(Excerpt from a dataset)
----
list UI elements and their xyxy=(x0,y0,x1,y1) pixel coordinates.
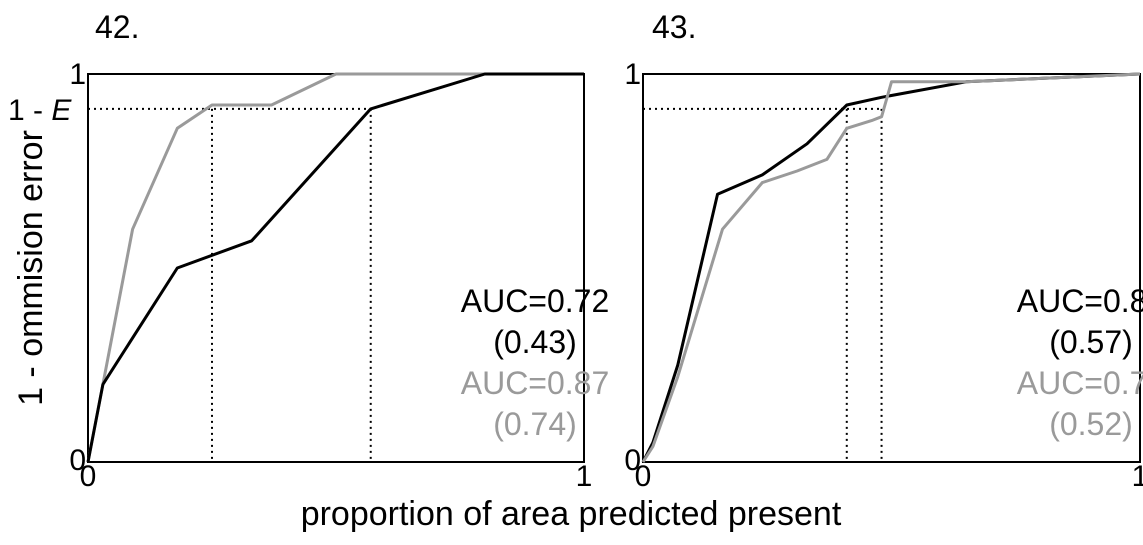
y-tick-label: 0 xyxy=(69,444,86,477)
roc-series-line xyxy=(86,72,584,463)
x-tick-label: 0 xyxy=(635,460,652,493)
x-axis-label: proportion of area predicted present xyxy=(301,495,842,533)
y-tick-label: 1 xyxy=(69,58,86,91)
x-tick-label: 0 xyxy=(80,460,97,493)
partial-auc-label: (0.52) xyxy=(1049,406,1133,442)
threshold-label-prefix: 1 - xyxy=(8,94,51,127)
plot-frame xyxy=(642,73,1141,463)
auc-label: AUC=0.72 xyxy=(461,283,610,319)
y-tick-label: 0 xyxy=(624,444,641,477)
y-axis-label: 1 - ommision error xyxy=(12,130,50,406)
roc-series-line xyxy=(86,72,584,463)
plot-frame xyxy=(87,73,585,463)
partial-auc-label: (0.43) xyxy=(493,324,577,360)
y-tick-label: 1 xyxy=(624,58,641,91)
auc-label: AUC=0.79 xyxy=(1017,365,1143,401)
threshold-label: 1 - E xyxy=(8,94,72,127)
panel-label: 42. xyxy=(95,9,139,45)
threshold-label-symbol: E xyxy=(51,94,72,127)
partial-auc-label: (0.57) xyxy=(1049,324,1133,360)
roc-series-line xyxy=(641,72,1141,463)
panel-label: 43. xyxy=(652,9,696,45)
auc-label: AUC=0.87 xyxy=(461,365,610,401)
auc-label: AUC=0.80 xyxy=(1017,283,1143,319)
x-tick-label: 1 xyxy=(1132,460,1143,493)
x-tick-label: 1 xyxy=(576,460,593,493)
partial-auc-label: (0.74) xyxy=(493,406,577,442)
chart-panel-43: 43. 0 1 0 1 AUC=0.80 (0.57) AUC=0.79 (0.52) xyxy=(624,9,1143,493)
roc-series-line xyxy=(641,72,1141,463)
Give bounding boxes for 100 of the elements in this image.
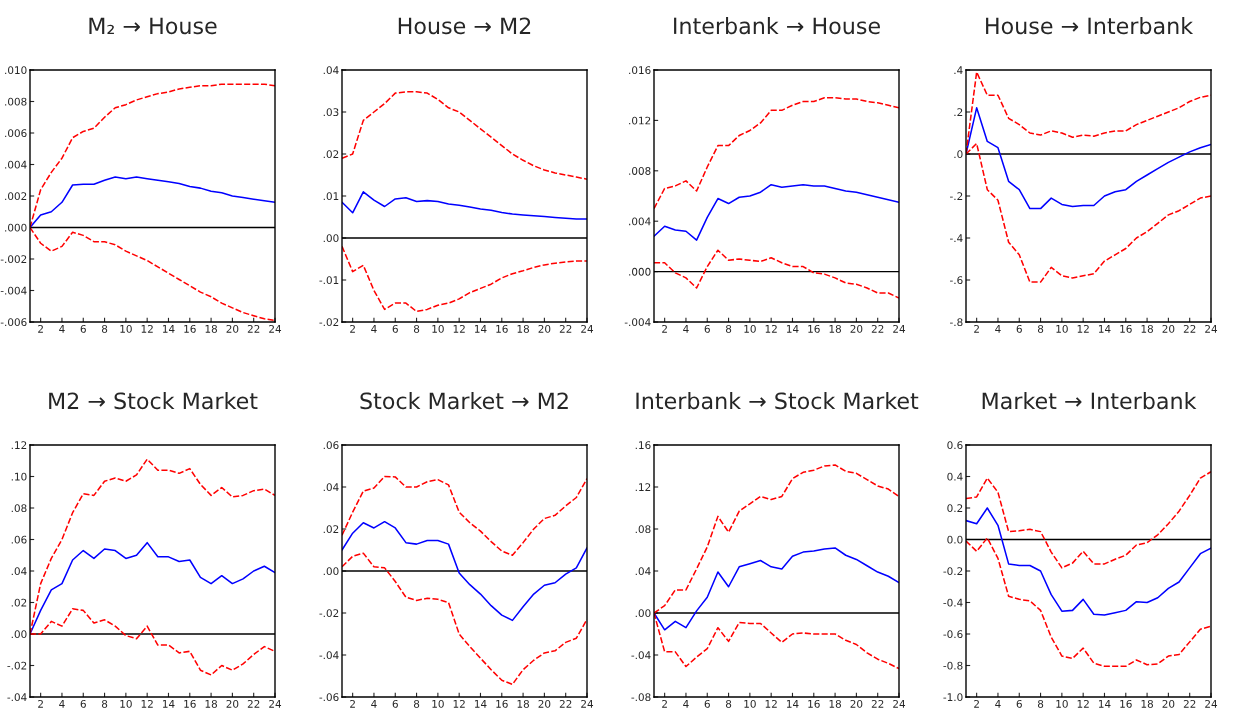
x-tick-label: 4 <box>371 700 377 708</box>
x-tick-label: 18 <box>205 699 217 708</box>
x-tick-label: 12 <box>765 324 777 333</box>
x-tick-label: 14 <box>162 325 175 333</box>
x-tick-label: 2 <box>974 699 979 708</box>
x-tick-label: 24 <box>1205 324 1218 333</box>
x-tick-label: 10 <box>744 324 756 333</box>
chart-title: House → M2 <box>398 17 531 35</box>
x-tick-label: 4 <box>59 325 65 333</box>
x-tick-label: 10 <box>1056 699 1068 708</box>
y-tick-label: .04 <box>11 567 27 576</box>
y-tick-label: -.2 <box>950 192 963 200</box>
y-tick-label: .02 <box>323 150 339 159</box>
x-tick-label: 22 <box>1183 324 1196 333</box>
x-tick-label: 22 <box>247 324 260 333</box>
x-tick-label: 10 <box>432 699 444 708</box>
line-series <box>30 541 275 635</box>
y-tick-label: .16 <box>635 441 651 450</box>
y-tick-label: 0.6 <box>947 441 963 450</box>
x-tick-label: 12 <box>453 324 465 333</box>
x-tick-label: 2 <box>38 699 43 708</box>
chart-title: M2 → Stock Market <box>49 392 258 410</box>
x-tick-label: 4 <box>683 700 689 708</box>
y-tick-label: .0 <box>954 150 963 159</box>
line-series <box>342 520 587 622</box>
y-tick-label: .00 <box>323 567 339 576</box>
line-series <box>966 107 1211 210</box>
y-tick-label: .04 <box>635 567 651 576</box>
y-tick-label: .02 <box>11 598 27 607</box>
x-tick-label: 2 <box>38 324 43 333</box>
x-tick-label: 6 <box>1016 324 1022 333</box>
y-tick-label: .08 <box>635 525 651 534</box>
x-tick-label: 18 <box>829 324 841 333</box>
y-tick-label: .06 <box>11 535 27 544</box>
chart-title: House → Interbank <box>986 17 1194 35</box>
x-tick-label: 4 <box>995 325 1001 333</box>
line-series <box>654 96 899 210</box>
y-tick-label: -.04 <box>631 651 651 660</box>
x-tick-label: 24 <box>893 699 906 708</box>
y-tick-label: -0.6 <box>943 630 963 639</box>
line-series <box>966 537 1211 668</box>
x-tick-label: 10 <box>120 699 132 708</box>
line-series <box>342 191 587 220</box>
x-tick-label: 18 <box>517 324 529 333</box>
line-series <box>342 552 587 686</box>
y-tick-label: -.01 <box>319 276 339 285</box>
x-tick-label: 8 <box>101 324 108 333</box>
x-tick-label: 24 <box>893 324 906 333</box>
x-tick-label: 16 <box>496 324 508 333</box>
y-tick-label: 0.0 <box>947 535 963 544</box>
y-tick-label: -1.0 <box>943 693 963 702</box>
x-tick-label: 8 <box>1037 699 1044 708</box>
x-tick-label: 18 <box>1141 324 1153 333</box>
y-tick-label: .2 <box>954 108 963 116</box>
x-tick-label: 12 <box>141 699 153 708</box>
line-series <box>966 471 1211 569</box>
y-tick-label: .04 <box>323 66 339 75</box>
x-tick-label: 6 <box>80 324 86 333</box>
x-tick-label: 14 <box>474 325 487 333</box>
x-tick-label: 12 <box>453 699 465 708</box>
x-tick-label: 2 <box>662 699 667 708</box>
x-tick-label: 14 <box>1098 700 1111 708</box>
line-series <box>342 91 587 180</box>
y-tick-label: -0.8 <box>943 661 963 670</box>
y-tick-label: -.06 <box>319 693 339 702</box>
line-series <box>30 176 275 229</box>
x-tick-label: 8 <box>1037 324 1044 333</box>
x-tick-label: 24 <box>581 324 594 333</box>
x-tick-label: 24 <box>269 324 282 333</box>
y-tick-label: .02 <box>323 525 339 534</box>
y-tick-label: -.04 <box>319 651 339 660</box>
x-tick-label: 8 <box>725 699 732 708</box>
x-tick-label: 14 <box>162 700 175 708</box>
y-tick-label: .04 <box>323 483 339 492</box>
x-tick-label: 20 <box>1162 699 1175 708</box>
x-tick-label: 16 <box>496 699 508 708</box>
y-tick-label: .008 <box>5 97 27 106</box>
x-tick-label: 20 <box>538 324 551 333</box>
y-tick-label: -0.4 <box>943 598 963 607</box>
y-tick-label: .010 <box>5 66 27 75</box>
x-tick-label: 20 <box>850 699 863 708</box>
x-tick-label: 18 <box>517 699 529 708</box>
line-series <box>654 249 899 299</box>
x-tick-label: 18 <box>205 324 217 333</box>
chart-title: M₂ → House <box>89 17 217 35</box>
x-tick-label: 2 <box>350 699 355 708</box>
x-tick-label: 14 <box>1098 325 1111 333</box>
y-tick-label: .00 <box>635 609 651 618</box>
x-tick-label: 6 <box>704 324 710 333</box>
x-tick-label: 4 <box>995 700 1001 708</box>
x-tick-label: 8 <box>101 699 108 708</box>
line-series <box>342 245 587 313</box>
x-tick-label: 12 <box>1077 324 1089 333</box>
chart-title: Interbank → Stock Market <box>636 392 919 410</box>
y-tick-label: .012 <box>629 116 651 125</box>
x-tick-label: 4 <box>371 325 377 333</box>
y-tick-label: -.006 <box>0 318 27 327</box>
y-tick-label: .01 <box>323 192 339 201</box>
y-tick-label: -.004 <box>0 286 27 295</box>
x-tick-label: 4 <box>59 700 65 708</box>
----
__WRITTEN EXERCISE__: Reproduce the records from the line with "x-tick-label: 4 <box>371 700 377 708</box>" up to and including the line with "line-series <box>342 191 587 220</box>", keeping every character unchanged.

__FINAL ANSWER__:
x-tick-label: 4 <box>371 700 377 708</box>
x-tick-label: 18 <box>205 699 217 708</box>
x-tick-label: 12 <box>765 324 777 333</box>
x-tick-label: 14 <box>162 325 175 333</box>
x-tick-label: 2 <box>974 699 979 708</box>
x-tick-label: 24 <box>1205 324 1218 333</box>
x-tick-label: 10 <box>744 324 756 333</box>
chart-title: House → M2 <box>398 17 531 35</box>
x-tick-label: 4 <box>59 325 65 333</box>
x-tick-label: 10 <box>1056 699 1068 708</box>
y-tick-label: .04 <box>11 567 27 576</box>
y-tick-label: -.2 <box>950 192 963 200</box>
y-tick-label: .02 <box>323 150 339 159</box>
x-tick-label: 22 <box>1183 324 1196 333</box>
x-tick-label: 22 <box>247 324 260 333</box>
x-tick-label: 10 <box>432 699 444 708</box>
line-series <box>30 541 275 635</box>
y-tick-label: .16 <box>635 441 651 450</box>
y-tick-label: 0.6 <box>947 441 963 450</box>
x-tick-label: 12 <box>453 324 465 333</box>
x-tick-label: 2 <box>38 699 43 708</box>
chart-title: M2 → Stock Market <box>49 392 258 410</box>
x-tick-label: 4 <box>683 700 689 708</box>
y-tick-label: .0 <box>954 150 963 159</box>
line-series <box>342 520 587 622</box>
y-tick-label: .00 <box>323 567 339 576</box>
line-series <box>966 107 1211 210</box>
y-tick-label: .04 <box>635 567 651 576</box>
y-tick-label: .02 <box>11 598 27 607</box>
x-tick-label: 2 <box>38 324 43 333</box>
x-tick-label: 6 <box>1016 324 1022 333</box>
y-tick-label: .08 <box>635 525 651 534</box>
x-tick-label: 18 <box>829 324 841 333</box>
y-tick-label: .06 <box>11 535 27 544</box>
chart-title: House → Interbank <box>986 17 1194 35</box>
x-tick-label: 4 <box>995 325 1001 333</box>
line-series <box>654 96 899 210</box>
y-tick-label: -.04 <box>631 651 651 660</box>
x-tick-label: 24 <box>893 699 906 708</box>
y-tick-label: -0.6 <box>943 630 963 639</box>
line-series <box>966 537 1211 668</box>
x-tick-label: 10 <box>120 699 132 708</box>
line-series <box>342 191 587 220</box>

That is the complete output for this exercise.